(Text provided Opens)
This isn’t really a substantial shift from the first use of Internet access in instruction over 15 years ago. Then, as now, It will become an educational wasteland, if teachers fail to participate in it themselves, and fail to help facilitate its effective use.  The solution then, and now, isn’t just to turn off the computers. Nor is it to pretend that social media production constitutes, in itself, a lesson plan. (I can still remember teachers coming to the computer lab, handing a general research topic to their students, and then sitting in a corner reading the newspaper for the entire class period. The results were a waste of time and technology. That is my biggest fear!)

        Like the treatment of an enormous number of virus-inducing diseases, the best way to avoid getting sick is to have been slightly infected already – the guiding principle behind most vaccines. It’s tricky – there are teachers out there who have actually become fully infected. (I know a half-dozen who spend more time on Facebook pursuing entertainment than they do reading, and the 10-hour version of “Nyan Cat” has had over 12,000,000 views. Ten hours? A-choo!!)
      We should recognize the bulk of viral videos for their banality. But with the addition of the goals and experiences of content-driven education, we should be prepared to embrace the participatory nature of social media production. If you want to be an effective teacher in the coming changing classroom landscape, some exposure to the “virus” will go a long way towards making it work for learning.
(Text provided Closes)
(Available data Opens)
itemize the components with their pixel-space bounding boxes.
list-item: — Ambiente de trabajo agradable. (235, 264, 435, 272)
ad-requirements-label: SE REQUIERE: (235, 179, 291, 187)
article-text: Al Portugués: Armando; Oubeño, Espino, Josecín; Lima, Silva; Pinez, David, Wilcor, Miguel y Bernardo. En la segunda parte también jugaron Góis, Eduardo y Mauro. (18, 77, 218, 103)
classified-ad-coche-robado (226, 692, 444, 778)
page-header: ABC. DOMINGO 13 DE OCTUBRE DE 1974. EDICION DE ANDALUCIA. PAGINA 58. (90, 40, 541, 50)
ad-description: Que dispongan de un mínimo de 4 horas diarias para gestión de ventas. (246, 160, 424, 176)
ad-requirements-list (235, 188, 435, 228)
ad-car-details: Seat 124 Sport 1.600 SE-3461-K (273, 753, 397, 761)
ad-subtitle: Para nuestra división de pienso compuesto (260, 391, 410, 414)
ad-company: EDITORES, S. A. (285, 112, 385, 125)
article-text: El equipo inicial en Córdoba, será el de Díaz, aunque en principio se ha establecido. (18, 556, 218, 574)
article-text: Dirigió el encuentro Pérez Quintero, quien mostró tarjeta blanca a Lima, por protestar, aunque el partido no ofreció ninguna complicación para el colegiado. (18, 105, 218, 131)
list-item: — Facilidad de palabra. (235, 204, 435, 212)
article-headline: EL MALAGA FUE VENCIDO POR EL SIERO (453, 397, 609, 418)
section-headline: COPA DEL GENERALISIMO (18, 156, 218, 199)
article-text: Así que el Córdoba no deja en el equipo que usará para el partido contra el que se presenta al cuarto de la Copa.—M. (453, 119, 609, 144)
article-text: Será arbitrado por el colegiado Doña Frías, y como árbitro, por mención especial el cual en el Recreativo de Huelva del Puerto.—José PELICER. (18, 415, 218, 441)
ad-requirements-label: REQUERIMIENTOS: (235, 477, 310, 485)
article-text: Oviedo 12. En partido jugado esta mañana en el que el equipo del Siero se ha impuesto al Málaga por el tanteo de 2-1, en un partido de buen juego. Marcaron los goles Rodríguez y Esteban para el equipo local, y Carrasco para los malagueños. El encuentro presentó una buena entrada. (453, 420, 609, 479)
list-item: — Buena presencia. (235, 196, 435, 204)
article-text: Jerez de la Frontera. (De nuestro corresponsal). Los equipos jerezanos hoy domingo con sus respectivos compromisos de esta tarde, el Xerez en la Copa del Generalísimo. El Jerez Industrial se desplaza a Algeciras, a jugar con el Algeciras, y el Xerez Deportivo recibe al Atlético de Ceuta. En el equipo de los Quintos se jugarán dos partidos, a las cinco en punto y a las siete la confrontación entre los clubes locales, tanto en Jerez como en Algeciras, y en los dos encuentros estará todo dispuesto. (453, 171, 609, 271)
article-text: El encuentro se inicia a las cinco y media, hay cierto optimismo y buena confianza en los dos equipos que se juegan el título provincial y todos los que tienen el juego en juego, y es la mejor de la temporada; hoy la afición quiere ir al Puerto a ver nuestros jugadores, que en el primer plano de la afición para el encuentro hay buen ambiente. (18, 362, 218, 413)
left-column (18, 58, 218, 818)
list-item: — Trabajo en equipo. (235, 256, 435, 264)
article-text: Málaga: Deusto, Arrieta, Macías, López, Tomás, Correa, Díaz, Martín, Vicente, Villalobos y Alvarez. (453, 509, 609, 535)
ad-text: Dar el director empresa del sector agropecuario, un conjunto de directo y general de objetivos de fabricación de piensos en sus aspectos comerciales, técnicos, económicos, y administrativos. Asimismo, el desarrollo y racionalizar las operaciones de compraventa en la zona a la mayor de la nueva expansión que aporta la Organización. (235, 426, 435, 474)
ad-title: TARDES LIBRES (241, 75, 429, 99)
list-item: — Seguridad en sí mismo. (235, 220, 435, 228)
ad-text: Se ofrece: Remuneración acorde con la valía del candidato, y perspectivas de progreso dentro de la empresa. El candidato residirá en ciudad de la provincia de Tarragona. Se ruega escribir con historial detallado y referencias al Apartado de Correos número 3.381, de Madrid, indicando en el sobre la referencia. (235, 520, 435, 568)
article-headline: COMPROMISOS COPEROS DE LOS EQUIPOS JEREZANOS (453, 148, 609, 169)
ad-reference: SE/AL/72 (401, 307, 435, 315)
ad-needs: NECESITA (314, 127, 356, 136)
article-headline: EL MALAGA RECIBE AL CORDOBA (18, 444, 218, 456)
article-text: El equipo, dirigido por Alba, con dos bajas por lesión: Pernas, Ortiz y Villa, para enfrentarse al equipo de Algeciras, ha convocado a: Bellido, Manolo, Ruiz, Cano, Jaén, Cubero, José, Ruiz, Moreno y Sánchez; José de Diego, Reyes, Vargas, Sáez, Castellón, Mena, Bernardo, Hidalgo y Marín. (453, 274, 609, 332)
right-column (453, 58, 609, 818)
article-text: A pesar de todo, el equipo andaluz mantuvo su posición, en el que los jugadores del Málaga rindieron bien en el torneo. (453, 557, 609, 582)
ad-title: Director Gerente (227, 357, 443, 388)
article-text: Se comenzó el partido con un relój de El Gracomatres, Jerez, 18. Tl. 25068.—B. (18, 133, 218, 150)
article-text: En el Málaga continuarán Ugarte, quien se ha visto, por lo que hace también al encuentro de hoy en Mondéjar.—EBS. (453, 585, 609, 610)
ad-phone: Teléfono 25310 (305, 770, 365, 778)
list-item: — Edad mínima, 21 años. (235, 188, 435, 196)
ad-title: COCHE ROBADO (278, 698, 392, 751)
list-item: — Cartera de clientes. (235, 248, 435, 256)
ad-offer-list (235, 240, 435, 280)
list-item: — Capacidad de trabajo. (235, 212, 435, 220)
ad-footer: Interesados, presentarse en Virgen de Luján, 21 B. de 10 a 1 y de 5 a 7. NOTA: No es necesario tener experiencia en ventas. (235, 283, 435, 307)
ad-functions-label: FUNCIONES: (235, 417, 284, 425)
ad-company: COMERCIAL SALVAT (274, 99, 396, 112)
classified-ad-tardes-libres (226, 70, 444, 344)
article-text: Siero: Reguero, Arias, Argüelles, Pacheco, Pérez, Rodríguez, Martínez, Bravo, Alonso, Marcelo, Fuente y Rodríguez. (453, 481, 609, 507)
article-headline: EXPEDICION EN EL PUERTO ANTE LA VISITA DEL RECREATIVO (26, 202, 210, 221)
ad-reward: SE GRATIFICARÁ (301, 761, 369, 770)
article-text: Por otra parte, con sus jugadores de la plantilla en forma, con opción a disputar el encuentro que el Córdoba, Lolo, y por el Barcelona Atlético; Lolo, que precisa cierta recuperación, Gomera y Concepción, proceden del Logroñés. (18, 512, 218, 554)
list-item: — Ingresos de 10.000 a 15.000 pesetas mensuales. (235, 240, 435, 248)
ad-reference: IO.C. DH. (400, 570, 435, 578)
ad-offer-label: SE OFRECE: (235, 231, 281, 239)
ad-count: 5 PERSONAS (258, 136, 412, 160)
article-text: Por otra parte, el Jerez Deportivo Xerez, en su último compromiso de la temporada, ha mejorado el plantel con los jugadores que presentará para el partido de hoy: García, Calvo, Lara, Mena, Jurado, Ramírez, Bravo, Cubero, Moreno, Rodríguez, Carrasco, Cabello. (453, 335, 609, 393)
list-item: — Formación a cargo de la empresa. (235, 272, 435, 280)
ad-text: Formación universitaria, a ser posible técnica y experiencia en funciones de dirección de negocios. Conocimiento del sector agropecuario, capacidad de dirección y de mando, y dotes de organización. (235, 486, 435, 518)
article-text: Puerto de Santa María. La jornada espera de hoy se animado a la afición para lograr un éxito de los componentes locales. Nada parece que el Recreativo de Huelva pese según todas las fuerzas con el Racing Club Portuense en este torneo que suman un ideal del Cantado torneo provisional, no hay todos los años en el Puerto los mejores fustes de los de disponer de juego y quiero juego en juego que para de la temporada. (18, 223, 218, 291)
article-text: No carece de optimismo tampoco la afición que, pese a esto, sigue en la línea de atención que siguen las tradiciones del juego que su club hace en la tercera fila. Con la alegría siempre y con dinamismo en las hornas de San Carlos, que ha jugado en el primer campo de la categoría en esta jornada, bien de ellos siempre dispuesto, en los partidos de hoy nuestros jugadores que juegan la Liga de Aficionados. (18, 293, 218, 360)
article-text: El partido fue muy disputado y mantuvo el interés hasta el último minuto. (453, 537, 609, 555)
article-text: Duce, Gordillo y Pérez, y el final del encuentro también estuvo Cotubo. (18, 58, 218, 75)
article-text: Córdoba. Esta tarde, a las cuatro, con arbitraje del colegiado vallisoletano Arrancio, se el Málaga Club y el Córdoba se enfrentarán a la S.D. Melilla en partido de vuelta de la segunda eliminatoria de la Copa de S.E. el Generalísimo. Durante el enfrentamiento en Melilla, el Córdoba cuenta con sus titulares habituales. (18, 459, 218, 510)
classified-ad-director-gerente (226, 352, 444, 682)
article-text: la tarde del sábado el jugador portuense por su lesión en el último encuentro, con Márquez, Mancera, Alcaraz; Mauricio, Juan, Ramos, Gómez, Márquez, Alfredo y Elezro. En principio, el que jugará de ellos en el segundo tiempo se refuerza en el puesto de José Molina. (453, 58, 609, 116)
(Available data Closes)
## Task set
[a] Transcribe the passage on social media in teaching, starting with "This isn’t really" and going on through "my biggest fear!)".
[b] Answer these questions from the passage on social media in teaching:
(i) How long ago does the passage say Internet access was first used in instruction?
(ii) How many teachers does the writer know who spend more time on Facebook pursuing entertainment than reading?
(iii) For what should the bulk of viral videos be recognized?

## Numbered responses
[a]
This isn’t really a substantial shift from the first use of Internet access in instruction over 15 years ago. Then, as now, It will become an educational wasteland, if teachers fail to participate in it themselves, and fail to help facilitate its effective use.  The solution then, and now, isn’t just to turn off the computers. Nor is it to pretend that social media production constitutes, in itself, a lesson plan. (I can still remember teachers coming to the computer lab, handing a general research topic to their students, and then sitting in a corner reading the newspaper for the entire class period. The results were a waste of time and technology. That is my biggest fear!)

[b]
(i) Over 15 years ago.
(ii) A half-dozen.
(iii) Their banality.